Given request – Copy out the lines below exactly as they appear, leaving out the pictures.

Data for this exercise –

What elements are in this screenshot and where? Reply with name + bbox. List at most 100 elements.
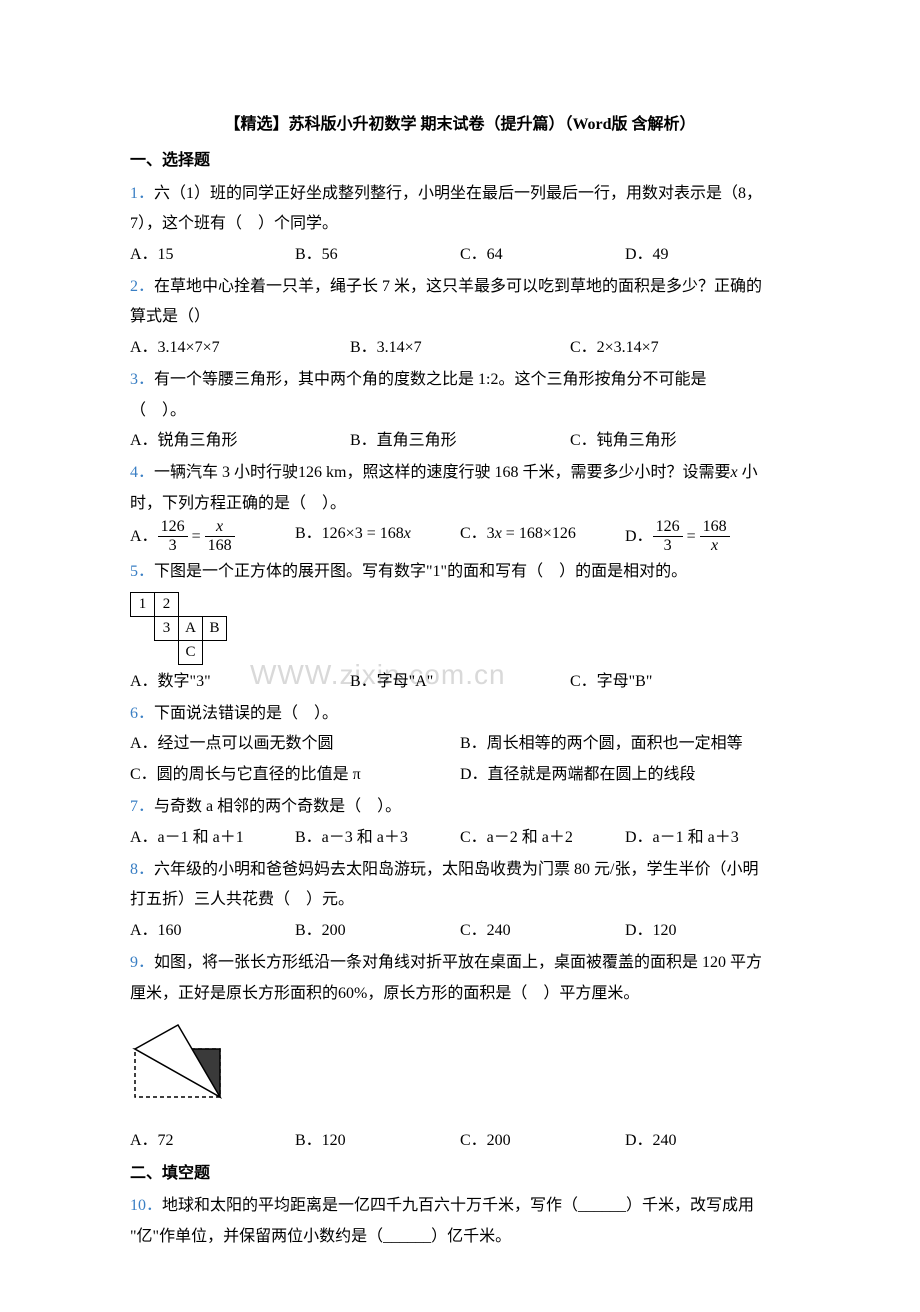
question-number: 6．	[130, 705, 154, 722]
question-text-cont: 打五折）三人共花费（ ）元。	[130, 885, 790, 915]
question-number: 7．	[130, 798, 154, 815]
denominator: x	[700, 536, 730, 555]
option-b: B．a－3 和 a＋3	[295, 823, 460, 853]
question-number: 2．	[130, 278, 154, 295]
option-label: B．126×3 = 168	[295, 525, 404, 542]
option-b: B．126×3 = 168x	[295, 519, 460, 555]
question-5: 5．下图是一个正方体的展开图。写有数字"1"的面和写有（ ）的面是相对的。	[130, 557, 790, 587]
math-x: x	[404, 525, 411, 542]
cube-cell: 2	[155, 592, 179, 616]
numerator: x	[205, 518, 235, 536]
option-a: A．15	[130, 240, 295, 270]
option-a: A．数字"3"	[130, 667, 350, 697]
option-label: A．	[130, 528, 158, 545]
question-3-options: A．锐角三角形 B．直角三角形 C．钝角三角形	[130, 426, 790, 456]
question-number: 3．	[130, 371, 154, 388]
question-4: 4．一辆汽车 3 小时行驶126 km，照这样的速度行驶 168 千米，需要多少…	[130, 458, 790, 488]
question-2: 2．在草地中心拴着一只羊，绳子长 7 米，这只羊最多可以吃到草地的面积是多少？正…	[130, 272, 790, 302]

Exercise solution –
What elements are in this screenshot and where? Reply with name + bbox. List at most 100 elements.
question-number: 6．	[130, 705, 154, 722]
question-text-cont: 打五折）三人共花费（ ）元。	[130, 885, 790, 915]
question-number: 7．	[130, 798, 154, 815]
denominator: x	[700, 536, 730, 555]
option-b: B．a－3 和 a＋3	[295, 823, 460, 853]
question-number: 2．	[130, 278, 154, 295]
option-label: B．126×3 = 168	[295, 525, 404, 542]
option-b: B．126×3 = 168x	[295, 519, 460, 555]
question-5: 5．下图是一个正方体的展开图。写有数字"1"的面和写有（ ）的面是相对的。	[130, 557, 790, 587]
math-x: x	[404, 525, 411, 542]
cube-cell: 2	[155, 592, 179, 616]
numerator: x	[205, 518, 235, 536]
option-a: A．15	[130, 240, 295, 270]
option-a: A．数字"3"	[130, 667, 350, 697]
option-label: A．	[130, 528, 158, 545]
question-3-options: A．锐角三角形 B．直角三角形 C．钝角三角形	[130, 426, 790, 456]
question-number: 3．	[130, 371, 154, 388]
question-4: 4．一辆汽车 3 小时行驶126 km，照这样的速度行驶 168 千米，需要多少…	[130, 458, 790, 488]
question-2: 2．在草地中心拴着一只羊，绳子长 7 米，这只羊最多可以吃到草地的面积是多少？正…	[130, 272, 790, 302]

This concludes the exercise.